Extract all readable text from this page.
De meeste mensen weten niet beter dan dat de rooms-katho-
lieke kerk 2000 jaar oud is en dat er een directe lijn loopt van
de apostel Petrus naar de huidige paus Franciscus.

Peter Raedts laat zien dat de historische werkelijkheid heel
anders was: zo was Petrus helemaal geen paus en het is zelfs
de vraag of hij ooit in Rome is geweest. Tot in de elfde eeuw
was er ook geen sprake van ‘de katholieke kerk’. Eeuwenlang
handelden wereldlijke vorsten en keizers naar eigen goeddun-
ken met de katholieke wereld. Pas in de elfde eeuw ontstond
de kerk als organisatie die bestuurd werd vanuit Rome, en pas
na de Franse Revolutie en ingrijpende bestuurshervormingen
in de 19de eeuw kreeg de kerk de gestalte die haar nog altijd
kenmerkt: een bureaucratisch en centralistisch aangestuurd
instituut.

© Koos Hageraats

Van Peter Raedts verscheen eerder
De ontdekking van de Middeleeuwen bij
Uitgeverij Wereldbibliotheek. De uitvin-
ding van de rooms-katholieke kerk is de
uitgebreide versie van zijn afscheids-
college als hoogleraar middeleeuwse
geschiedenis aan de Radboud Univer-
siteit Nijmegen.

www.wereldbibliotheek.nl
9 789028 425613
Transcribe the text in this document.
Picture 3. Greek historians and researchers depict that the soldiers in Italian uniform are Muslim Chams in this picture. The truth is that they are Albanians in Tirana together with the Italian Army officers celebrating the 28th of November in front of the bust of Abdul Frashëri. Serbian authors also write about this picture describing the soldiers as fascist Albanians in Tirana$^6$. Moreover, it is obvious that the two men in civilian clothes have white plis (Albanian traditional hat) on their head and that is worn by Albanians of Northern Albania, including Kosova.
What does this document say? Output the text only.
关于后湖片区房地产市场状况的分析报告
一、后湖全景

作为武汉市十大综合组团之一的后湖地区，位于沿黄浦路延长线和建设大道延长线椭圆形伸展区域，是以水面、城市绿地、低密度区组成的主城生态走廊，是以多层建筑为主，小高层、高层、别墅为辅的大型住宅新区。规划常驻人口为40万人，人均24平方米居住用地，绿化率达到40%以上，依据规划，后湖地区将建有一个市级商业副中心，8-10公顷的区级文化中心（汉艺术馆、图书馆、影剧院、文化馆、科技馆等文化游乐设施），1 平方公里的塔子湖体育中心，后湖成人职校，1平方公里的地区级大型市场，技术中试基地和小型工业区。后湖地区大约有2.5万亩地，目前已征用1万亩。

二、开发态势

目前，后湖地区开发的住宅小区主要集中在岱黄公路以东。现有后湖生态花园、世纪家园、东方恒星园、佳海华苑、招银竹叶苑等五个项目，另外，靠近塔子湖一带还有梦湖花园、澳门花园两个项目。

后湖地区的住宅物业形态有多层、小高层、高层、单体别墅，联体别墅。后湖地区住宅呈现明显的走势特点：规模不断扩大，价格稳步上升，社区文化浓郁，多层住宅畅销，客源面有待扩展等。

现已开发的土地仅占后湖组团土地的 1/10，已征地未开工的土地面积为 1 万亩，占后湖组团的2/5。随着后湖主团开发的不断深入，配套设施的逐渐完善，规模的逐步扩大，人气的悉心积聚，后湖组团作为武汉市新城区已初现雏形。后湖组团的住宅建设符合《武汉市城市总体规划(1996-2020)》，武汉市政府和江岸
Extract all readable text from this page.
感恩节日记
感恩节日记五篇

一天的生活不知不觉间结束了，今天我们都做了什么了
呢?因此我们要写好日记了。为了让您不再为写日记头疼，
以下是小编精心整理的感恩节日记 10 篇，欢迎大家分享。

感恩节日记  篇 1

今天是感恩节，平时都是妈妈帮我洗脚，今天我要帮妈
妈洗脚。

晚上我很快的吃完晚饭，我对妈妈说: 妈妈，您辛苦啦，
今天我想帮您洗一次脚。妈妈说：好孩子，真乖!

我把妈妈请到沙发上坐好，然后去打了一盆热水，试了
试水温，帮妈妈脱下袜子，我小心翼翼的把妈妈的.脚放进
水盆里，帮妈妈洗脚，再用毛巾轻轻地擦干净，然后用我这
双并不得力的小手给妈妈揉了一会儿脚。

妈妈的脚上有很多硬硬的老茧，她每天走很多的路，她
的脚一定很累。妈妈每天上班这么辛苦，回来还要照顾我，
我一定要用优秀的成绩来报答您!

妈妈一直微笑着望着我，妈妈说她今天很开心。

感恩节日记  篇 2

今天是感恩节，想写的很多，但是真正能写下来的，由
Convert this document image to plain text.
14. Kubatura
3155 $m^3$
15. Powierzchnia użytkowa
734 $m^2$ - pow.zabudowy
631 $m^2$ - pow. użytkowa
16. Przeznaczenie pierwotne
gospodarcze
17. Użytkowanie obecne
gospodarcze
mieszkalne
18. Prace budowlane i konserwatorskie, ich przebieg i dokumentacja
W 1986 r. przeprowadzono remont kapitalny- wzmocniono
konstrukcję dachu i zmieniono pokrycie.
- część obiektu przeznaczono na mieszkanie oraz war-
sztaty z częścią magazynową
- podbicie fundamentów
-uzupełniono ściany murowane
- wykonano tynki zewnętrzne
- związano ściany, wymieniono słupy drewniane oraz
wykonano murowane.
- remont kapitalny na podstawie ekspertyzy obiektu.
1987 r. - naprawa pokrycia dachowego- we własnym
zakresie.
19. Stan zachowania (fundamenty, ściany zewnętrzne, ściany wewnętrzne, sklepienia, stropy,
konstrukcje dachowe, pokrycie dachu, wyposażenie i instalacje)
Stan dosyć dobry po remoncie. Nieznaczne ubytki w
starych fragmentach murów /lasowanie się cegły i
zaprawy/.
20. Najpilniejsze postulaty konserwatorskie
·····
Exercise task:
Output the entries verbatim.

Answer to the exercise:
Extract all readable text from this page.
De meeste mensen weten niet beter dan dat de rooms-katho-
lieke kerk 2000 jaar oud is en dat er een directe lijn loopt van
de apostel Petrus naar de huidige paus Franciscus.

Peter Raedts laat zien dat de historische werkelijkheid heel
anders was: zo was Petrus helemaal geen paus en het is zelfs
de vraag of hij ooit in Rome is geweest. Tot in de elfde eeuw
was er ook geen sprake van ‘de katholieke kerk’. Eeuwenlang
handelden wereldlijke vorsten en keizers naar eigen goeddun-
ken met de katholieke wereld. Pas in de elfde eeuw ontstond
de kerk als organisatie die bestuurd werd vanuit Rome, en pas
na de Franse Revolutie en ingrijpende bestuurshervormingen
in de 19de eeuw kreeg de kerk de gestalte die haar nog altijd
kenmerkt: een bureaucratisch en centralistisch aangestuurd
instituut.

© Koos Hageraats

Van Peter Raedts verscheen eerder
De ontdekking van de Middeleeuwen bij
Uitgeverij Wereldbibliotheek. De uitvin-
ding van de rooms-katholieke kerk is de
uitgebreide versie van zijn afscheids-
college als hoogleraar middeleeuwse
geschiedenis aan de Radboud Univer-
siteit Nijmegen.

www.wereldbibliotheek.nl
9 789028 425613
Transcribe the text in this document.
Picture 3. Greek historians and researchers depict that the soldiers in Italian uniform are Muslim Chams in this picture. The truth is that they are Albanians in Tirana together with the Italian Army officers celebrating the 28th of November in front of the bust of Abdul Frashëri. Serbian authors also write about this picture describing the soldiers as fascist Albanians in Tirana$^6$. Moreover, it is obvious that the two men in civilian clothes have white plis (Albanian traditional hat) on their head and that is worn by Albanians of Northern Albania, including Kosova.
What does this document say? Output the text only.
关于后湖片区房地产市场状况的分析报告
一、后湖全景

作为武汉市十大综合组团之一的后湖地区，位于沿黄浦路延长线和建设大道延长线椭圆形伸展区域，是以水面、城市绿地、低密度区组成的主城生态走廊，是以多层建筑为主，小高层、高层、别墅为辅的大型住宅新区。规划常驻人口为40万人，人均24平方米居住用地，绿化率达到40%以上，依据规划，后湖地区将建有一个市级商业副中心，8-10公顷的区级文化中心（汉艺术馆、图书馆、影剧院、文化馆、科技馆等文化游乐设施），1 平方公里的塔子湖体育中心，后湖成人职校，1平方公里的地区级大型市场，技术中试基地和小型工业区。后湖地区大约有2.5万亩地，目前已征用1万亩。

二、开发态势

目前，后湖地区开发的住宅小区主要集中在岱黄公路以东。现有后湖生态花园、世纪家园、东方恒星园、佳海华苑、招银竹叶苑等五个项目，另外，靠近塔子湖一带还有梦湖花园、澳门花园两个项目。

后湖地区的住宅物业形态有多层、小高层、高层、单体别墅，联体别墅。后湖地区住宅呈现明显的走势特点：规模不断扩大，价格稳步上升，社区文化浓郁，多层住宅畅销，客源面有待扩展等。

现已开发的土地仅占后湖组团土地的 1/10，已征地未开工的土地面积为 1 万亩，占后湖组团的2/5。随着后湖主团开发的不断深入，配套设施的逐渐完善，规模的逐步扩大，人气的悉心积聚，后湖组团作为武汉市新城区已初现雏形。后湖组团的住宅建设符合《武汉市城市总体规划(1996-2020)》，武汉市政府和江岸
Extract all readable text from this page.
感恩节日记
感恩节日记五篇

一天的生活不知不觉间结束了，今天我们都做了什么了
呢?因此我们要写好日记了。为了让您不再为写日记头疼，
以下是小编精心整理的感恩节日记 10 篇，欢迎大家分享。

感恩节日记  篇 1

今天是感恩节，平时都是妈妈帮我洗脚，今天我要帮妈
妈洗脚。

晚上我很快的吃完晚饭，我对妈妈说: 妈妈，您辛苦啦，
今天我想帮您洗一次脚。妈妈说：好孩子，真乖!

我把妈妈请到沙发上坐好，然后去打了一盆热水，试了
试水温，帮妈妈脱下袜子，我小心翼翼的把妈妈的.脚放进
水盆里，帮妈妈洗脚，再用毛巾轻轻地擦干净，然后用我这
双并不得力的小手给妈妈揉了一会儿脚。

妈妈的脚上有很多硬硬的老茧，她每天走很多的路，她
的脚一定很累。妈妈每天上班这么辛苦，回来还要照顾我，
我一定要用优秀的成绩来报答您!

妈妈一直微笑着望着我，妈妈说她今天很开心。

感恩节日记  篇 2

今天是感恩节，想写的很多，但是真正能写下来的，由
Convert this document image to plain text.
14. Kubatura
3155 $m^3$
15. Powierzchnia użytkowa
734 $m^2$ - pow.zabudowy
631 $m^2$ - pow. użytkowa
16. Przeznaczenie pierwotne
gospodarcze
17. Użytkowanie obecne
gospodarcze
mieszkalne
18. Prace budowlane i konserwatorskie, ich przebieg i dokumentacja
W 1986 r. przeprowadzono remont kapitalny- wzmocniono
konstrukcję dachu i zmieniono pokrycie.
- część obiektu przeznaczono na mieszkanie oraz war-
sztaty z częścią magazynową
- podbicie fundamentów
-uzupełniono ściany murowane
- wykonano tynki zewnętrzne
- związano ściany, wymieniono słupy drewniane oraz
wykonano murowane.
- remont kapitalny na podstawie ekspertyzy obiektu.
1987 r. - naprawa pokrycia dachowego- we własnym
zakresie.
19. Stan zachowania (fundamenty, ściany zewnętrzne, ściany wewnętrzne, sklepienia, stropy,
konstrukcje dachowe, pokrycie dachu, wyposażenie i instalacje)
Stan dosyć dobry po remoncie. Nieznaczne ubytki w
starych fragmentach murów /lasowanie się cegły i
zaprawy/.
20. Najpilniejsze postulaty konserwatorskie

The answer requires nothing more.